## begin

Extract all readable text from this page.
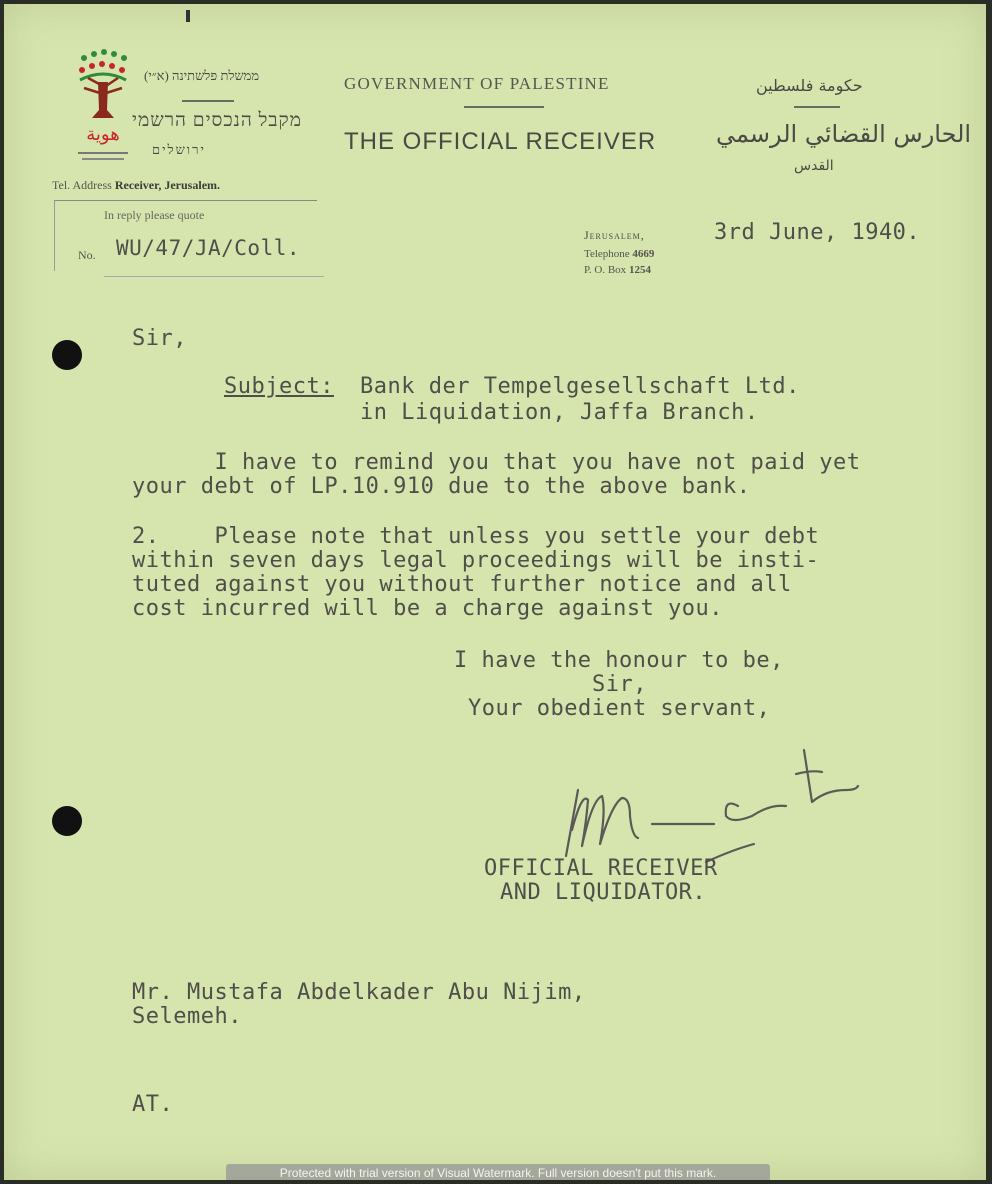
هوية
ממשלת פלשתינה (א״י)
מקבל הנכסים הרשמי
ירושלים
GOVERNMENT OF PALESTINE
THE OFFICIAL RECEIVER
حكومة فلسطين
الحارس القضائي الرسمي
القدس
Tel. Address Receiver, Jerusalem.
In reply please quote
No. WU/47/JA/Coll.
Jerusalem,
Telephone 4669
P. O. Box 1254
3rd June, 1940.
Sir,
Subject: Bank der Tempelgesellschaft Ltd.
in Liquidation, Jaffa Branch.
I have to remind you that you have not paid yet
your debt of LP.10.910 due to the above bank.
2.    Please note that unless you settle your debt
within seven days legal proceedings will be insti-
tuted against you without further notice and all
cost incurred will be a charge against you.
I have the honour to be,
Sir,
Your obedient servant,
OFFICIAL RECEIVER
AND LIQUIDATOR.
Mr. Mustafa Abdelkader Abu Nijim,
Selemeh.
AT.
Protected with trial version of Visual Watermark. Full version doesn't put this mark.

## end

:: Short task ::
Go through the listing above line by line and say how many lines hold the word "this". Reply with that number only.

:: Completed exercise ::
2